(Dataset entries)

***

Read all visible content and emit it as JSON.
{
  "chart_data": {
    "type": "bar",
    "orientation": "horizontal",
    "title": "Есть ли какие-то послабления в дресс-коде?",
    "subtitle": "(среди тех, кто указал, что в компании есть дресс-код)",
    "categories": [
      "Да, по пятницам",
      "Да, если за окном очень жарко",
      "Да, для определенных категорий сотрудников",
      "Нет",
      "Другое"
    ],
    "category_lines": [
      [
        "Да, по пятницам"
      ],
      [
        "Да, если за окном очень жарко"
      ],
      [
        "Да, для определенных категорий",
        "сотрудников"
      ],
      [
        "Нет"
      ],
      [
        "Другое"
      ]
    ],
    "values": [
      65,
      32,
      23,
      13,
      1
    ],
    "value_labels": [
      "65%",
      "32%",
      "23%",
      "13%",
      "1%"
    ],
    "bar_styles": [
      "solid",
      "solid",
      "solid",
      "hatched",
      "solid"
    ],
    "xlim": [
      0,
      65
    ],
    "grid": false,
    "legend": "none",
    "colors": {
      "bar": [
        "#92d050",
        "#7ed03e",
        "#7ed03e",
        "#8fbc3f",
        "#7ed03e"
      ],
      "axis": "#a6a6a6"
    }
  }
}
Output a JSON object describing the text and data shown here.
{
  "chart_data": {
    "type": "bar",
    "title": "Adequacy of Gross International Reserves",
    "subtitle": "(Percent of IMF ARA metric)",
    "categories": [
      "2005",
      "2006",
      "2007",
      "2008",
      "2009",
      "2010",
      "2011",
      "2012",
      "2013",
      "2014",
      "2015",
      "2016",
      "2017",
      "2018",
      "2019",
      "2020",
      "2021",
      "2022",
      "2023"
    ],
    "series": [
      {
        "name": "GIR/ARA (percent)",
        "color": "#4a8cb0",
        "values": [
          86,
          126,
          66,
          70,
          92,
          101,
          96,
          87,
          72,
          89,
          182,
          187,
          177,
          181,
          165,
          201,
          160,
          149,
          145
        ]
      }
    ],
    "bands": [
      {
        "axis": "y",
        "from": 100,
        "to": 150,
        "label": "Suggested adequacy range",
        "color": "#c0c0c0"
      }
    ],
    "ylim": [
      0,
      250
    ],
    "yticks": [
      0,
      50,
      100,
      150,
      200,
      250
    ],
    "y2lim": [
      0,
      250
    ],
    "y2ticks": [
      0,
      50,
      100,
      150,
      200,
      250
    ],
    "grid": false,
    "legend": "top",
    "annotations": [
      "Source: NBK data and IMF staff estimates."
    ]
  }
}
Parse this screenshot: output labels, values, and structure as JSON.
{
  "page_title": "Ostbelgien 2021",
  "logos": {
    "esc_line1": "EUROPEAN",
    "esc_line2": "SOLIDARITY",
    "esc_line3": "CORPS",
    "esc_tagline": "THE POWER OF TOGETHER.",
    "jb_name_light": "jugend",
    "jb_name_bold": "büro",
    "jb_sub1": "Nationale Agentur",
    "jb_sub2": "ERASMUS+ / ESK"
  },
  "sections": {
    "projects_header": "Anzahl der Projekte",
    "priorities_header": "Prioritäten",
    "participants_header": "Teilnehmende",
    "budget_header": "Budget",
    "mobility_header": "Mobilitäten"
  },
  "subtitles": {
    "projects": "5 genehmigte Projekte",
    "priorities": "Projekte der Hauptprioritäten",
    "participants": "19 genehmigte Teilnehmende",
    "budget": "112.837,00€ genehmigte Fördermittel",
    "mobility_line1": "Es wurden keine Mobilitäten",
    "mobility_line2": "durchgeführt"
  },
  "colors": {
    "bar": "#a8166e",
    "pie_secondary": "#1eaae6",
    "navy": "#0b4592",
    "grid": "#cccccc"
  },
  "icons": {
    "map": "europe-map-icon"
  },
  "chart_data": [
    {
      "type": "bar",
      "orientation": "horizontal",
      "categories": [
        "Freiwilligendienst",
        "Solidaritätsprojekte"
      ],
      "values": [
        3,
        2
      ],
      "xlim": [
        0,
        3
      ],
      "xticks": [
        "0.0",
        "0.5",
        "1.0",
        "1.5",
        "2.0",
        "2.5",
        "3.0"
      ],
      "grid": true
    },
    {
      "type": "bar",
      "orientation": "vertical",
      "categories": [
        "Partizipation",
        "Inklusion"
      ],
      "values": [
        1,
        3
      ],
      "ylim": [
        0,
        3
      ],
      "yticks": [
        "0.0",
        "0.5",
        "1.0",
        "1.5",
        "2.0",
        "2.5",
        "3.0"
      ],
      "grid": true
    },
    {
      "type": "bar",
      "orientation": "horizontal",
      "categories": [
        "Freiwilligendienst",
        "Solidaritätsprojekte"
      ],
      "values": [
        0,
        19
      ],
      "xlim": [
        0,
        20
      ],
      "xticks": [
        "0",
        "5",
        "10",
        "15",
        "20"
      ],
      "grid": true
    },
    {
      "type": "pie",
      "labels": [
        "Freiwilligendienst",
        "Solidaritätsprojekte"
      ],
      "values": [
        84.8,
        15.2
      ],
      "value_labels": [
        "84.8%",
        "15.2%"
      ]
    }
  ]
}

***

#### What is required:
Exact copies of all the records are required.

#### Solution for this problem:
Read all visible content and emit it as JSON.
{
  "chart_data": {
    "type": "bar",
    "orientation": "horizontal",
    "title": "Есть ли какие-то послабления в дресс-коде?",
    "subtitle": "(среди тех, кто указал, что в компании есть дресс-код)",
    "categories": [
      "Да, по пятницам",
      "Да, если за окном очень жарко",
      "Да, для определенных категорий сотрудников",
      "Нет",
      "Другое"
    ],
    "category_lines": [
      [
        "Да, по пятницам"
      ],
      [
        "Да, если за окном очень жарко"
      ],
      [
        "Да, для определенных категорий",
        "сотрудников"
      ],
      [
        "Нет"
      ],
      [
        "Другое"
      ]
    ],
    "values": [
      65,
      32,
      23,
      13,
      1
    ],
    "value_labels": [
      "65%",
      "32%",
      "23%",
      "13%",
      "1%"
    ],
    "bar_styles": [
      "solid",
      "solid",
      "solid",
      "hatched",
      "solid"
    ],
    "xlim": [
      0,
      65
    ],
    "grid": false,
    "legend": "none",
    "colors": {
      "bar": [
        "#92d050",
        "#7ed03e",
        "#7ed03e",
        "#8fbc3f",
        "#7ed03e"
      ],
      "axis": "#a6a6a6"
    }
  }
}
Output a JSON object describing the text and data shown here.
{
  "chart_data": {
    "type": "bar",
    "title": "Adequacy of Gross International Reserves",
    "subtitle": "(Percent of IMF ARA metric)",
    "categories": [
      "2005",
      "2006",
      "2007",
      "2008",
      "2009",
      "2010",
      "2011",
      "2012",
      "2013",
      "2014",
      "2015",
      "2016",
      "2017",
      "2018",
      "2019",
      "2020",
      "2021",
      "2022",
      "2023"
    ],
    "series": [
      {
        "name": "GIR/ARA (percent)",
        "color": "#4a8cb0",
        "values": [
          86,
          126,
          66,
          70,
          92,
          101,
          96,
          87,
          72,
          89,
          182,
          187,
          177,
          181,
          165,
          201,
          160,
          149,
          145
        ]
      }
    ],
    "bands": [
      {
        "axis": "y",
        "from": 100,
        "to": 150,
        "label": "Suggested adequacy range",
        "color": "#c0c0c0"
      }
    ],
    "ylim": [
      0,
      250
    ],
    "yticks": [
      0,
      50,
      100,
      150,
      200,
      250
    ],
    "y2lim": [
      0,
      250
    ],
    "y2ticks": [
      0,
      50,
      100,
      150,
      200,
      250
    ],
    "grid": false,
    "legend": "top",
    "annotations": [
      "Source: NBK data and IMF staff estimates."
    ]
  }
}
Parse this screenshot: output labels, values, and structure as JSON.
{
  "page_title": "Ostbelgien 2021",
  "logos": {
    "esc_line1": "EUROPEAN",
    "esc_line2": "SOLIDARITY",
    "esc_line3": "CORPS",
    "esc_tagline": "THE POWER OF TOGETHER.",
    "jb_name_light": "jugend",
    "jb_name_bold": "büro",
    "jb_sub1": "Nationale Agentur",
    "jb_sub2": "ERASMUS+ / ESK"
  },
  "sections": {
    "projects_header": "Anzahl der Projekte",
    "priorities_header": "Prioritäten",
    "participants_header": "Teilnehmende",
    "budget_header": "Budget",
    "mobility_header": "Mobilitäten"
  },
  "subtitles": {
    "projects": "5 genehmigte Projekte",
    "priorities": "Projekte der Hauptprioritäten",
    "participants": "19 genehmigte Teilnehmende",
    "budget": "112.837,00€ genehmigte Fördermittel",
    "mobility_line1": "Es wurden keine Mobilitäten",
    "mobility_line2": "durchgeführt"
  },
  "colors": {
    "bar": "#a8166e",
    "pie_secondary": "#1eaae6",
    "navy": "#0b4592",
    "grid": "#cccccc"
  },
  "icons": {
    "map": "europe-map-icon"
  },
  "chart_data": [
    {
      "type": "bar",
      "orientation": "horizontal",
      "categories": [
        "Freiwilligendienst",
        "Solidaritätsprojekte"
      ],
      "values": [
        3,
        2
      ],
      "xlim": [
        0,
        3
      ],
      "xticks": [
        "0.0",
        "0.5",
        "1.0",
        "1.5",
        "2.0",
        "2.5",
        "3.0"
      ],
      "grid": true
    },
    {
      "type": "bar",
      "orientation": "vertical",
      "categories": [
        "Partizipation",
        "Inklusion"
      ],
      "values": [
        1,
        3
      ],
      "ylim": [
        0,
        3
      ],
      "yticks": [
        "0.0",
        "0.5",
        "1.0",
        "1.5",
        "2.0",
        "2.5",
        "3.0"
      ],
      "grid": true
    },
    {
      "type": "bar",
      "orientation": "horizontal",
      "categories": [
        "Freiwilligendienst",
        "Solidaritätsprojekte"
      ],
      "values": [
        0,
        19
      ],
      "xlim": [
        0,
        20
      ],
      "xticks": [
        "0",
        "5",
        "10",
        "15",
        "20"
      ],
      "grid": true
    },
    {
      "type": "pie",
      "labels": [
        "Freiwilligendienst",
        "Solidaritätsprojekte"
      ],
      "values": [
        84.8,
        15.2
      ],
      "value_labels": [
        "84.8%",
        "15.2%"
      ]
    }
  ]
}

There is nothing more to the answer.